We're going on 3 days sans Internet access at the house, which is a stone drag. Today I really needed to get some editing work sent back to the project manager. First I hung out at a coffeehouse/cafe, but the neighborhood it was in seems to discourage you from spending any time there by limiting parking practically everywhere to 2 hours, so now I'm at the public library. It's actually really nice here, peaceful and private (how shocking for a library!), and I'm getting more used to the laptop, maybe I could get into this...
The Margaret Cho show last week was brilliant, per usual. The main thing I remember is her saying that you should never let anyone take a picture of your vagina (a la Britney and Paris)---"it steals your soul." Yay! But just good and crass and honest and hilarious and real, good good times. Thanks, Lisa!

DATA EXTRACT
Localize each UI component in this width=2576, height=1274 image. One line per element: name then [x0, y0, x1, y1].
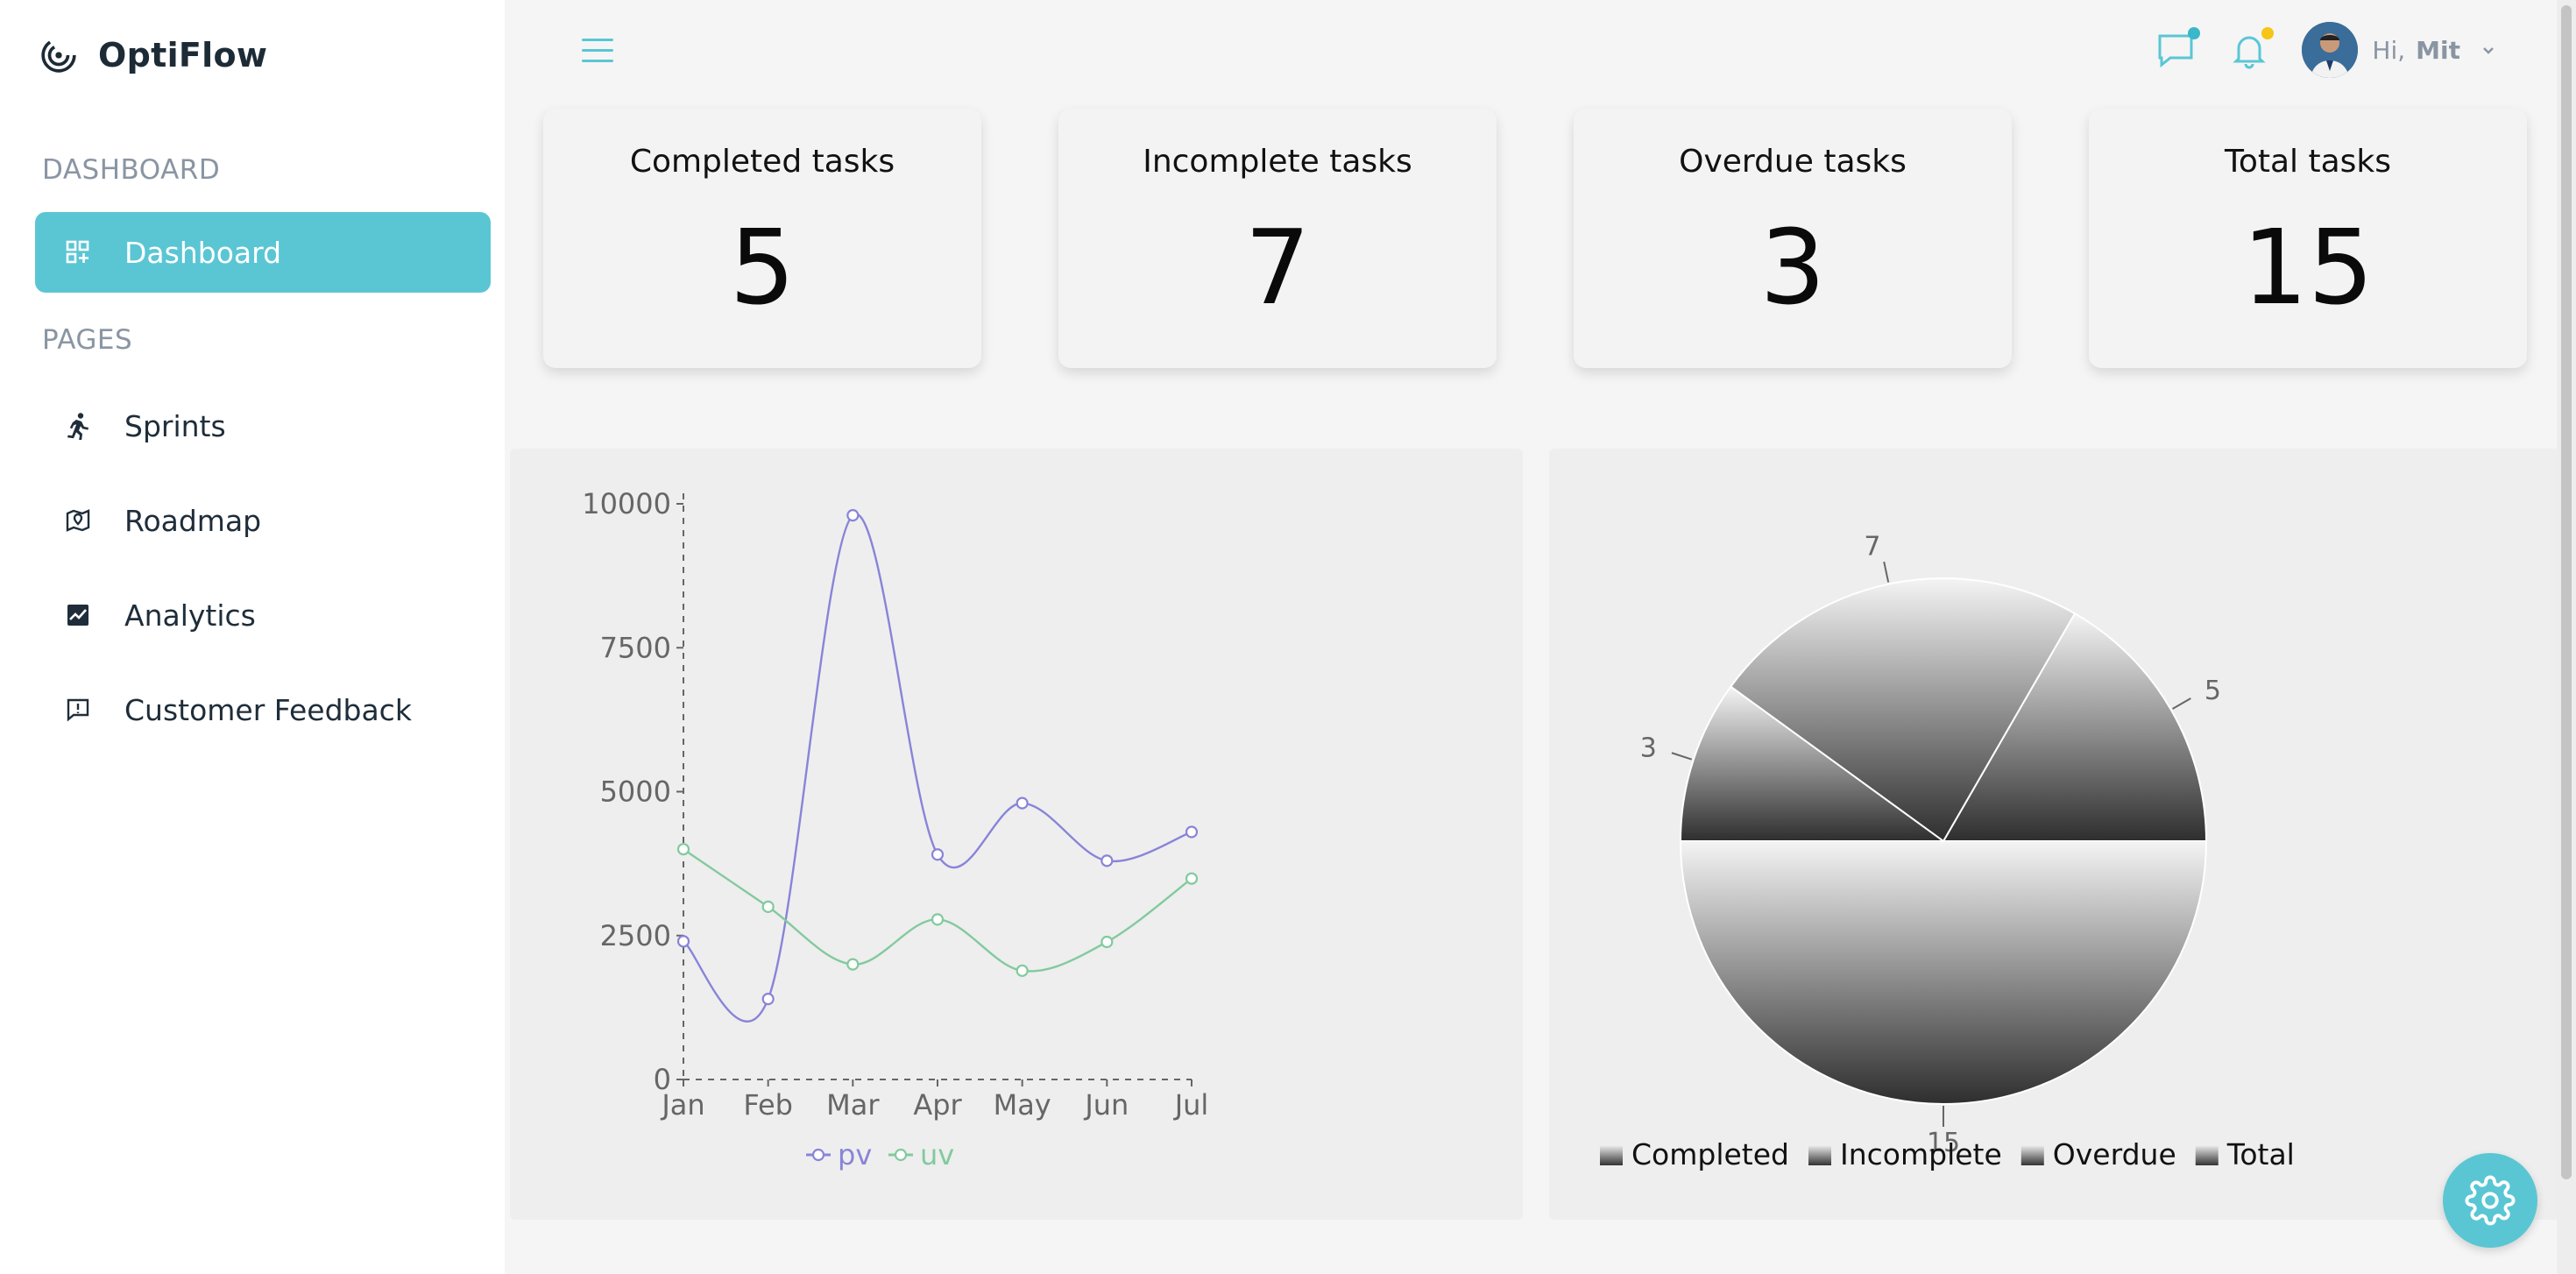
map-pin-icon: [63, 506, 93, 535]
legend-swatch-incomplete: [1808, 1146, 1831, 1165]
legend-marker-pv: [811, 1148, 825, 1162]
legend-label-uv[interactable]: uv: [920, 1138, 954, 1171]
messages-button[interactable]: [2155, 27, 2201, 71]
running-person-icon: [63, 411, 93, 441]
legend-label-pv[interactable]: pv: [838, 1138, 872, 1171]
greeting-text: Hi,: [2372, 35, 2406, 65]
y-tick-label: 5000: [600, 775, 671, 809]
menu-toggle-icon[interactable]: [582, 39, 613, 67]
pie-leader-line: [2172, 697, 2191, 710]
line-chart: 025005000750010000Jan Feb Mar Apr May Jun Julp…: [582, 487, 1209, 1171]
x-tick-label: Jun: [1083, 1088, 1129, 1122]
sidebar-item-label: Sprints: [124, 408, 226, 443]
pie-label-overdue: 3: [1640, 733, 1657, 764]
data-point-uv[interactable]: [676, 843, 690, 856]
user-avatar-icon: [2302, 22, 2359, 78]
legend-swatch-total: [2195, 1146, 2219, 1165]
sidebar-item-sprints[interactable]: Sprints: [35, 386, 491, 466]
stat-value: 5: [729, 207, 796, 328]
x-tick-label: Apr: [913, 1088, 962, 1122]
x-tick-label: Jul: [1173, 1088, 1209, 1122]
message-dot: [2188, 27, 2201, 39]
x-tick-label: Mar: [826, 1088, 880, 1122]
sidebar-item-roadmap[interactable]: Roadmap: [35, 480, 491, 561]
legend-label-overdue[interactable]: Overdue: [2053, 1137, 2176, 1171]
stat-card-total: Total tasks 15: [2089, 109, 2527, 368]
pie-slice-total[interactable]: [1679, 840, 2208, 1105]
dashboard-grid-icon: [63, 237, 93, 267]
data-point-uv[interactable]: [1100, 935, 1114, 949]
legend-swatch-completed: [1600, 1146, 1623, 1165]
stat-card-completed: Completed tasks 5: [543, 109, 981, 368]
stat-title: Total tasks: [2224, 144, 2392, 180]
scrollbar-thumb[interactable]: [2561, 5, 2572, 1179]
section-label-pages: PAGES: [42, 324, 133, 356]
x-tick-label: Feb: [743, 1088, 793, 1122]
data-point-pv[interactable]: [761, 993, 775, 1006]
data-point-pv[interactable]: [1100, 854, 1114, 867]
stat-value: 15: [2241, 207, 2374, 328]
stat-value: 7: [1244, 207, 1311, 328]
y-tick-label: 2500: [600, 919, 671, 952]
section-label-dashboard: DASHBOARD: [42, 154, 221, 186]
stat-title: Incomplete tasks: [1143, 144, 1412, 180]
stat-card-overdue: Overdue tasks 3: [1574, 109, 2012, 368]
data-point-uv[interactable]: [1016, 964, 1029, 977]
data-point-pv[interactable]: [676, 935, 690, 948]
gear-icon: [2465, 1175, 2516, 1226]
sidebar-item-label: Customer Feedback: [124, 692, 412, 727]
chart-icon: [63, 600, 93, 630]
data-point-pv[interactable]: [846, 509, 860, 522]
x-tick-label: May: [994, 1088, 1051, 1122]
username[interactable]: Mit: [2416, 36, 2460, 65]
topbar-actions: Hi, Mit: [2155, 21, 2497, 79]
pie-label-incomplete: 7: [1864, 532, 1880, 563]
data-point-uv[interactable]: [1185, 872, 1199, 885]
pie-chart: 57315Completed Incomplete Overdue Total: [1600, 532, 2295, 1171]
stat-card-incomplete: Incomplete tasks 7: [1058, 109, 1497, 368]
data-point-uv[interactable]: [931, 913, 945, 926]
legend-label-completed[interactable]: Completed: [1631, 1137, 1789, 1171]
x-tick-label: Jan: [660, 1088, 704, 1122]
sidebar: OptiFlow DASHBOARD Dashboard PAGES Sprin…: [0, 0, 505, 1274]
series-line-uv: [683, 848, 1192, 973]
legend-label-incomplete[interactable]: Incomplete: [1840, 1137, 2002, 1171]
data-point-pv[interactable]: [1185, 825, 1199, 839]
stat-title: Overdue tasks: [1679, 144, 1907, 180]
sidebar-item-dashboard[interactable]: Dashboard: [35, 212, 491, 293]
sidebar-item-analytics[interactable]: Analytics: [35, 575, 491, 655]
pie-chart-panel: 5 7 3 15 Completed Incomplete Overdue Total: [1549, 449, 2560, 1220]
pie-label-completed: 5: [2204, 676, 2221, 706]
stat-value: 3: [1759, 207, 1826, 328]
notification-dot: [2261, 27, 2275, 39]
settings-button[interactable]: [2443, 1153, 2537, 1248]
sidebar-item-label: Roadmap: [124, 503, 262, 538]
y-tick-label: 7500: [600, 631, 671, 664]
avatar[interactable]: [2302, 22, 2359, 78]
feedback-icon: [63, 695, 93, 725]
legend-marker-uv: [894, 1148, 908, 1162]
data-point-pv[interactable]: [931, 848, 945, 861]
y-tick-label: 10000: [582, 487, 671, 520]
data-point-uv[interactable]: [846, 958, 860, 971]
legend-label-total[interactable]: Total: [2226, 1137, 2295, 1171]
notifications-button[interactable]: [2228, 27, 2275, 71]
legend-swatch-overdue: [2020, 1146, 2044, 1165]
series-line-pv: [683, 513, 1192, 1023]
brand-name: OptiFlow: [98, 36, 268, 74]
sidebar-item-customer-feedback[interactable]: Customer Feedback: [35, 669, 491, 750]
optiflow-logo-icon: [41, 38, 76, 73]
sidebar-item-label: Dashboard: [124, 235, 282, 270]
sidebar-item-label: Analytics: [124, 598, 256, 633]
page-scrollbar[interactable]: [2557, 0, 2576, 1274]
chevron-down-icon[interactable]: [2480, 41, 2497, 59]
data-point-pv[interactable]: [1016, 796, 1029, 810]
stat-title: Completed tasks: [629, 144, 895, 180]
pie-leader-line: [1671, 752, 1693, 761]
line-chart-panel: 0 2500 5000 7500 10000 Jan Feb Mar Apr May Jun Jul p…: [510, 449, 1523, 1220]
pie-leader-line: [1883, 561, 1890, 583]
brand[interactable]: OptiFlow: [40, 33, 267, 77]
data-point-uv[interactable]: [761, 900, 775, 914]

THE EXERCISE
In the blog post, change "library" to "bookstore" and give the passage from "We're going on" up to and including "times. Thanks, Lisa!". The records come from a separate source.

RESPONSE TO THIS EXERCISE
We're going on 3 days sans Internet access at the house, which is a stone drag. Today I really needed to get some editing work sent back to the project manager. First I hung out at a coffeehouse/cafe, but the neighborhood it was in seems to discourage you from spending any time there by limiting parking practically everywhere to 2 hours, so now I'm at the public bookstore. It's actually really nice here, peaceful and private (how shocking for a bookstore!), and I'm getting more used to the laptop, maybe I could get into this...
The Margaret Cho show last week was brilliant, per usual. The main thing I remember is her saying that you should never let anyone take a picture of your vagina (a la Britney and Paris)---"it steals your soul." Yay! But just good and crass and honest and hilarious and real, good good times. Thanks, Lisa!